Begin

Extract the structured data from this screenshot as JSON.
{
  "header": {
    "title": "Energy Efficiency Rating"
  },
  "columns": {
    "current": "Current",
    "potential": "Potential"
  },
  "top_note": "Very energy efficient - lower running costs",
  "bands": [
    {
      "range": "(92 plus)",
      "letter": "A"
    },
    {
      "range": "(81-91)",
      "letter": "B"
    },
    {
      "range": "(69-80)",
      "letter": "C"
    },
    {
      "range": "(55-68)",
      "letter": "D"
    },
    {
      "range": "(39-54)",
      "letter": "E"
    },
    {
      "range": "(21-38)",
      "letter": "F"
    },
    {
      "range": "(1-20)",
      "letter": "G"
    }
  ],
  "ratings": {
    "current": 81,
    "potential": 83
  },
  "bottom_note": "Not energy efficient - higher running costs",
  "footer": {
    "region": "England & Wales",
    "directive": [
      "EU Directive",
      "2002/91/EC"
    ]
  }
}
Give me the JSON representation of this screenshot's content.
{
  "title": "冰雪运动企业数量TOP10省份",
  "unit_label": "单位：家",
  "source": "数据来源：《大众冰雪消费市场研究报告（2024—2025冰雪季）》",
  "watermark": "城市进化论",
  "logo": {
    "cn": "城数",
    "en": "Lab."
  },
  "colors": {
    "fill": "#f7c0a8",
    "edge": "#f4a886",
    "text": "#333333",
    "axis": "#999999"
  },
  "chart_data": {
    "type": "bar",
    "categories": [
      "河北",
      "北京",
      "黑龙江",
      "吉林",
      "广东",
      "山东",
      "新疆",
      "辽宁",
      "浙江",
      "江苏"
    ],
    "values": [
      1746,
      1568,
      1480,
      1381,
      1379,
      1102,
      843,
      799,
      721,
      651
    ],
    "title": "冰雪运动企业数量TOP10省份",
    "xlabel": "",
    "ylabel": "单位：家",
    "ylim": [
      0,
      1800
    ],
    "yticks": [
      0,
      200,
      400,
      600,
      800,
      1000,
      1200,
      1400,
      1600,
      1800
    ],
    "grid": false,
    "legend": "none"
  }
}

End

Exercise details => All of the entries must be written out exactly as they stand.

Completed exercise =>
Extract the structured data from this screenshot as JSON.
{
  "header": {
    "title": "Energy Efficiency Rating"
  },
  "columns": {
    "current": "Current",
    "potential": "Potential"
  },
  "top_note": "Very energy efficient - lower running costs",
  "bands": [
    {
      "range": "(92 plus)",
      "letter": "A"
    },
    {
      "range": "(81-91)",
      "letter": "B"
    },
    {
      "range": "(69-80)",
      "letter": "C"
    },
    {
      "range": "(55-68)",
      "letter": "D"
    },
    {
      "range": "(39-54)",
      "letter": "E"
    },
    {
      "range": "(21-38)",
      "letter": "F"
    },
    {
      "range": "(1-20)",
      "letter": "G"
    }
  ],
  "ratings": {
    "current": 81,
    "potential": 83
  },
  "bottom_note": "Not energy efficient - higher running costs",
  "footer": {
    "region": "England & Wales",
    "directive": [
      "EU Directive",
      "2002/91/EC"
    ]
  }
}
Give me the JSON representation of this screenshot's content.
{
  "title": "冰雪运动企业数量TOP10省份",
  "unit_label": "单位：家",
  "source": "数据来源：《大众冰雪消费市场研究报告（2024—2025冰雪季）》",
  "watermark": "城市进化论",
  "logo": {
    "cn": "城数",
    "en": "Lab."
  },
  "colors": {
    "fill": "#f7c0a8",
    "edge": "#f4a886",
    "text": "#333333",
    "axis": "#999999"
  },
  "chart_data": {
    "type": "bar",
    "categories": [
      "河北",
      "北京",
      "黑龙江",
      "吉林",
      "广东",
      "山东",
      "新疆",
      "辽宁",
      "浙江",
      "江苏"
    ],
    "values": [
      1746,
      1568,
      1480,
      1381,
      1379,
      1102,
      843,
      799,
      721,
      651
    ],
    "title": "冰雪运动企业数量TOP10省份",
    "xlabel": "",
    "ylabel": "单位：家",
    "ylim": [
      0,
      1800
    ],
    "yticks": [
      0,
      200,
      400,
      600,
      800,
      1000,
      1200,
      1400,
      1600,
      1800
    ],
    "grid": false,
    "legend": "none"
  }
}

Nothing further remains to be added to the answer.